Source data
════════════════════

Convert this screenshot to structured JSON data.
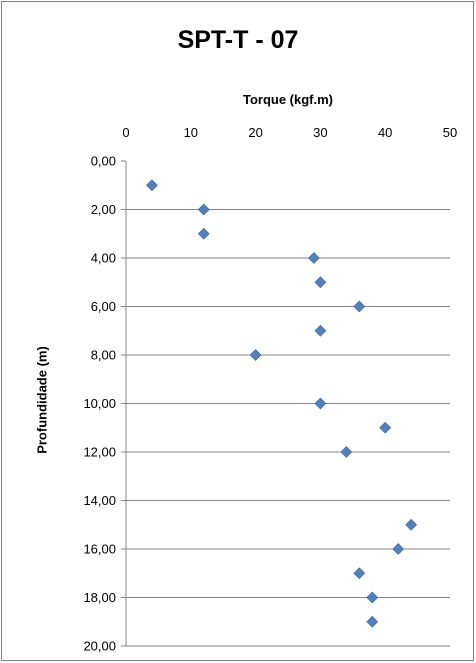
{
  "chart_data": {
    "type": "scatter",
    "title": "SPT-T - 07",
    "xlabel": "Torque (kgf.m)",
    "ylabel": "Profundidade (m)",
    "xlim": [
      0,
      50
    ],
    "ylim": [
      0,
      20
    ],
    "y_inverted": true,
    "x_axis_position": "top",
    "x_ticks": [
      "0",
      "10",
      "20",
      "30",
      "40",
      "50"
    ],
    "y_ticks": [
      "0,00",
      "2,00",
      "4,00",
      "6,00",
      "8,00",
      "10,00",
      "12,00",
      "14,00",
      "16,00",
      "18,00",
      "20,00"
    ],
    "grid": "horizontal",
    "marker": "diamond",
    "marker_color": "#4f81bd",
    "series": [
      {
        "points": [
          {
            "x": 4,
            "y": 1
          },
          {
            "x": 12,
            "y": 2
          },
          {
            "x": 12,
            "y": 3
          },
          {
            "x": 29,
            "y": 4
          },
          {
            "x": 30,
            "y": 5
          },
          {
            "x": 36,
            "y": 6
          },
          {
            "x": 30,
            "y": 7
          },
          {
            "x": 20,
            "y": 8
          },
          {
            "x": 30,
            "y": 10
          },
          {
            "x": 40,
            "y": 11
          },
          {
            "x": 34,
            "y": 12
          },
          {
            "x": 44,
            "y": 15
          },
          {
            "x": 42,
            "y": 16
          },
          {
            "x": 36,
            "y": 17
          },
          {
            "x": 38,
            "y": 18
          },
          {
            "x": 38,
            "y": 19
          }
        ]
      }
    ]
  }
}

════════════════════

> [Your instructions]:
Omit each picture, then return all of the listing exactly as it stands.

> [Output for this task]:
Convert this screenshot to structured JSON data.
{
  "chart_data": {
    "type": "scatter",
    "title": "SPT-T - 07",
    "xlabel": "Torque (kgf.m)",
    "ylabel": "Profundidade (m)",
    "xlim": [
      0,
      50
    ],
    "ylim": [
      0,
      20
    ],
    "y_inverted": true,
    "x_axis_position": "top",
    "x_ticks": [
      "0",
      "10",
      "20",
      "30",
      "40",
      "50"
    ],
    "y_ticks": [
      "0,00",
      "2,00",
      "4,00",
      "6,00",
      "8,00",
      "10,00",
      "12,00",
      "14,00",
      "16,00",
      "18,00",
      "20,00"
    ],
    "grid": "horizontal",
    "marker": "diamond",
    "marker_color": "#4f81bd",
    "series": [
      {
        "points": [
          {
            "x": 4,
            "y": 1
          },
          {
            "x": 12,
            "y": 2
          },
          {
            "x": 12,
            "y": 3
          },
          {
            "x": 29,
            "y": 4
          },
          {
            "x": 30,
            "y": 5
          },
          {
            "x": 36,
            "y": 6
          },
          {
            "x": 30,
            "y": 7
          },
          {
            "x": 20,
            "y": 8
          },
          {
            "x": 30,
            "y": 10
          },
          {
            "x": 40,
            "y": 11
          },
          {
            "x": 34,
            "y": 12
          },
          {
            "x": 44,
            "y": 15
          },
          {
            "x": 42,
            "y": 16
          },
          {
            "x": 36,
            "y": 17
          },
          {
            "x": 38,
            "y": 18
          },
          {
            "x": 38,
            "y": 19
          }
        ]
      }
    ]
  }
}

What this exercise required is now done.